Goal of the exercise → Examine the entries and show every line in which the word "Sätze" is found.

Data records
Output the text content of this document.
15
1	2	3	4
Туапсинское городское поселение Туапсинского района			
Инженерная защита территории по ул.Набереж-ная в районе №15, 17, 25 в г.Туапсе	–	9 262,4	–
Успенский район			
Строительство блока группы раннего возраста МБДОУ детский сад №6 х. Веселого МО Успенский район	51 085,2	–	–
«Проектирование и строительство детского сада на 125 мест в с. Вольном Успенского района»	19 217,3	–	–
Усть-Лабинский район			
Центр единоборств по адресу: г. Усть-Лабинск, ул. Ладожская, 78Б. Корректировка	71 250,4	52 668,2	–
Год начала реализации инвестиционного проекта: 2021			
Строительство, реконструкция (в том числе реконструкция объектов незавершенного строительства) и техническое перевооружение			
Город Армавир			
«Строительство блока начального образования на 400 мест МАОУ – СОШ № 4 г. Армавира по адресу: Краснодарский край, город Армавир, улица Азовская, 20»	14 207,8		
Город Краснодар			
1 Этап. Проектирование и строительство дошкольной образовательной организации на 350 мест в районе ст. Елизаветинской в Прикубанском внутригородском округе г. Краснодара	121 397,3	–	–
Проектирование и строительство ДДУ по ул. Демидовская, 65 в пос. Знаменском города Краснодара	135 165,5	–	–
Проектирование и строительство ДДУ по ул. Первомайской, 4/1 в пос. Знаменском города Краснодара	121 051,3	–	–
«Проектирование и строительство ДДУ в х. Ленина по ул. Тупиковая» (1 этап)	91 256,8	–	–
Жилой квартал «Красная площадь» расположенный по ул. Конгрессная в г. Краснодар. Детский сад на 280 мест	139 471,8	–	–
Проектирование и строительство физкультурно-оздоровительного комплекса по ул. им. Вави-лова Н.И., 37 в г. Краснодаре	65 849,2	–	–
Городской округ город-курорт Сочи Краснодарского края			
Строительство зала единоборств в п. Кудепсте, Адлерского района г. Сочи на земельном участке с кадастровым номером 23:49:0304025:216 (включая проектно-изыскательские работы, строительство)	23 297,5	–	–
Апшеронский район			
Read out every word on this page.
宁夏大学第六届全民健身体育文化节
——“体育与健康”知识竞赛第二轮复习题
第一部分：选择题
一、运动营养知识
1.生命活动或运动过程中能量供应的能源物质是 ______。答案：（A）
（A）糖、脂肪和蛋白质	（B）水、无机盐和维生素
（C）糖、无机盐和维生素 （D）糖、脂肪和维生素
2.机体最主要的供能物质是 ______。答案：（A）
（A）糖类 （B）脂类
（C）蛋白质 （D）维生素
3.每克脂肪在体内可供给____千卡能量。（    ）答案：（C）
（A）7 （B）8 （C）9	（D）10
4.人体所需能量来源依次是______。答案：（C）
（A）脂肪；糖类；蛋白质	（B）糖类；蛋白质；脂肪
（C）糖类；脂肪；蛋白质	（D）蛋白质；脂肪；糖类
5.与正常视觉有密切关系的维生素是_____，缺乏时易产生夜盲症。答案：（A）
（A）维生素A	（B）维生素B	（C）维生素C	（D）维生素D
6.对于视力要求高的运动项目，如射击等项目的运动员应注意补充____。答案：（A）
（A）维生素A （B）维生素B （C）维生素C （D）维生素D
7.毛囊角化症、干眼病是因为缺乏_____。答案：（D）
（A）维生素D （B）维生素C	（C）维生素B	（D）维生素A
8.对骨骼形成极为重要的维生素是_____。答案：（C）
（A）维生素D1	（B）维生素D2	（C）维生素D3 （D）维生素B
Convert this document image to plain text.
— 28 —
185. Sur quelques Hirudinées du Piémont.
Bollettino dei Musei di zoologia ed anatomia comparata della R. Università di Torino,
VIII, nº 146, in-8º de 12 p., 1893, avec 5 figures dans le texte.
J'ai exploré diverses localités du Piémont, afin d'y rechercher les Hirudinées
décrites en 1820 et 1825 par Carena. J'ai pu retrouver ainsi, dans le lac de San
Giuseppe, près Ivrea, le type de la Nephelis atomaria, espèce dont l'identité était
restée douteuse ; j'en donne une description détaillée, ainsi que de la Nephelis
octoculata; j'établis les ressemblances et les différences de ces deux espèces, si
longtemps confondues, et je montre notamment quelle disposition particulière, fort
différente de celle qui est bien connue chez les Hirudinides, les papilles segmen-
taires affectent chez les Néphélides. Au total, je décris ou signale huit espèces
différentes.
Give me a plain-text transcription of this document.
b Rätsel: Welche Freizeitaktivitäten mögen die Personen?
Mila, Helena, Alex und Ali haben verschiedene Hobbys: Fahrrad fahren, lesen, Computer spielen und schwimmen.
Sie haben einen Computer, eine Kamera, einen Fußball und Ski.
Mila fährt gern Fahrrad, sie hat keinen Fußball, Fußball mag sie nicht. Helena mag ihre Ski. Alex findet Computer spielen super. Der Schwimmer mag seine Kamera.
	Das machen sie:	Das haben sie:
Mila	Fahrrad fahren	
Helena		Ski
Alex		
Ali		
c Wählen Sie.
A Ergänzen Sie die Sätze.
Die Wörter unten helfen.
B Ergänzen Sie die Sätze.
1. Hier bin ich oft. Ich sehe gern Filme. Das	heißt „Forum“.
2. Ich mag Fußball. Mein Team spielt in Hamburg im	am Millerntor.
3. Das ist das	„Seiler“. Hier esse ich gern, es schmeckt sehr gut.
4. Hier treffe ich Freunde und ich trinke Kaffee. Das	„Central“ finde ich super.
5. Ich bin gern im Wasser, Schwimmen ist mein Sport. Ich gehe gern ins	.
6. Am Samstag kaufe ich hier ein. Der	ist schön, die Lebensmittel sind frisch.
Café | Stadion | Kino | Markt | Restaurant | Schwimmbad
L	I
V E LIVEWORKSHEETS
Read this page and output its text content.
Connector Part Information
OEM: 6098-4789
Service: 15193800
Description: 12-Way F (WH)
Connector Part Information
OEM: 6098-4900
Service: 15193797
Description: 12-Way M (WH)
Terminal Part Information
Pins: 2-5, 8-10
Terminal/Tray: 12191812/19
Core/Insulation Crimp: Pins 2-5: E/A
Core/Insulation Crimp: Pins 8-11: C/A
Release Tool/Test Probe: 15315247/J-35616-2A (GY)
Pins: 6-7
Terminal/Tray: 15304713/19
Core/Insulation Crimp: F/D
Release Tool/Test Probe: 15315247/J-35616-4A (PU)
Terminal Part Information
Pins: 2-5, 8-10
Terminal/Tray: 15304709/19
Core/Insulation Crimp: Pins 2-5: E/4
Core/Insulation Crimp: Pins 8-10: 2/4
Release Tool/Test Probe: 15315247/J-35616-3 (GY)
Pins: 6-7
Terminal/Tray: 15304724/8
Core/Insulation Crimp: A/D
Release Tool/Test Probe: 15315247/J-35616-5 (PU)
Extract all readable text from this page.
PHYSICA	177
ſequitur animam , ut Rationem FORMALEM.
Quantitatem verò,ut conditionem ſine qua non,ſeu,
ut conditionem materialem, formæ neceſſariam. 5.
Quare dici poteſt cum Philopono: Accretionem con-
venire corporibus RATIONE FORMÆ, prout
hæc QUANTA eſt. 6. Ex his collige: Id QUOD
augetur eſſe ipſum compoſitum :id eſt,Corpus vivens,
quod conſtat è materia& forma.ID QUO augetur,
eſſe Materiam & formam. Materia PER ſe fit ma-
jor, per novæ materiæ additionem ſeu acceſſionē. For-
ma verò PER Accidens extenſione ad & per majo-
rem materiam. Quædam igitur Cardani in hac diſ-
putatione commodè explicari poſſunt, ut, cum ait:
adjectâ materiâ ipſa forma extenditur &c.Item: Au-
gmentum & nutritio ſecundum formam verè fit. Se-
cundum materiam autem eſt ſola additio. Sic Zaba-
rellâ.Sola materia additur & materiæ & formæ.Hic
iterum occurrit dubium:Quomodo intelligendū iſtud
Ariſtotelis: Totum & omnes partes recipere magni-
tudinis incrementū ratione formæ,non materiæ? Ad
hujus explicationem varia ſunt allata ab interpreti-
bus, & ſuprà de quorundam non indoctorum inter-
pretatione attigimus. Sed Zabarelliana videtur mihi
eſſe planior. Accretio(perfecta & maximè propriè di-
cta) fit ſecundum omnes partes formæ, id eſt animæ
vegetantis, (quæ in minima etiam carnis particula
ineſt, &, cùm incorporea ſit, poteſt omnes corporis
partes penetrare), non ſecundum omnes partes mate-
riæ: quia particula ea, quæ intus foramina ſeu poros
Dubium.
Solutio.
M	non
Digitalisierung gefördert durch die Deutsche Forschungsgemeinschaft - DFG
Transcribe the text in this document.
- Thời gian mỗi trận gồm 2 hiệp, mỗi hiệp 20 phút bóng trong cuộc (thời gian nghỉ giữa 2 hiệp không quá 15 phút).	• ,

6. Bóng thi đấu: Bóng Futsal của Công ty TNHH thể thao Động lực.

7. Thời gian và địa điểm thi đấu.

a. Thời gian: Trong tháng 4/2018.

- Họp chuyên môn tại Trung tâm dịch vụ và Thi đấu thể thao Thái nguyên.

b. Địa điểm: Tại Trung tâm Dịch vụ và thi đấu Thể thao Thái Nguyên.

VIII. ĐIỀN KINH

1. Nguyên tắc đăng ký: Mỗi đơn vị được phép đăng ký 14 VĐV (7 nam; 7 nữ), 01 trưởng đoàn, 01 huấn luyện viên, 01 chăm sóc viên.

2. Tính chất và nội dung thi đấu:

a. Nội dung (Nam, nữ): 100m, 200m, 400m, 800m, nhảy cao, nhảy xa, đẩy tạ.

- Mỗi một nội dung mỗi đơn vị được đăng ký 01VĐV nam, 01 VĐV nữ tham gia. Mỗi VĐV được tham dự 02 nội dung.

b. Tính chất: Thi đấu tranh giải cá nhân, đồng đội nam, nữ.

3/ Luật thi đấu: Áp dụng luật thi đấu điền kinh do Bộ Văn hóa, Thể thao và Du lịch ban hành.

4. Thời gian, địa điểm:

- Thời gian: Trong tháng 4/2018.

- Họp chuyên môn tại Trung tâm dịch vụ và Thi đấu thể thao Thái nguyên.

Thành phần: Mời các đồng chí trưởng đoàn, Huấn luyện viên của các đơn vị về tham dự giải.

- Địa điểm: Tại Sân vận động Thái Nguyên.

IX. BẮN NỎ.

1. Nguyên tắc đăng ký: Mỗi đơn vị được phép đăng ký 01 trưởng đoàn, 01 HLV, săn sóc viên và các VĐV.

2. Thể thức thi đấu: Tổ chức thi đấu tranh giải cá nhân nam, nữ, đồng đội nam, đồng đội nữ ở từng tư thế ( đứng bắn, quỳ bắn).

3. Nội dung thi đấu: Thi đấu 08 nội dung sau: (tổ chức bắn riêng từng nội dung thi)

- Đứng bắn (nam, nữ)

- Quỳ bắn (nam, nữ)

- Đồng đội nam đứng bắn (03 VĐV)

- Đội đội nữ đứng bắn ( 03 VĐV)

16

Result of this exercise →
A Ergänzen Sie die Sätze.
B Ergänzen Sie die Sätze.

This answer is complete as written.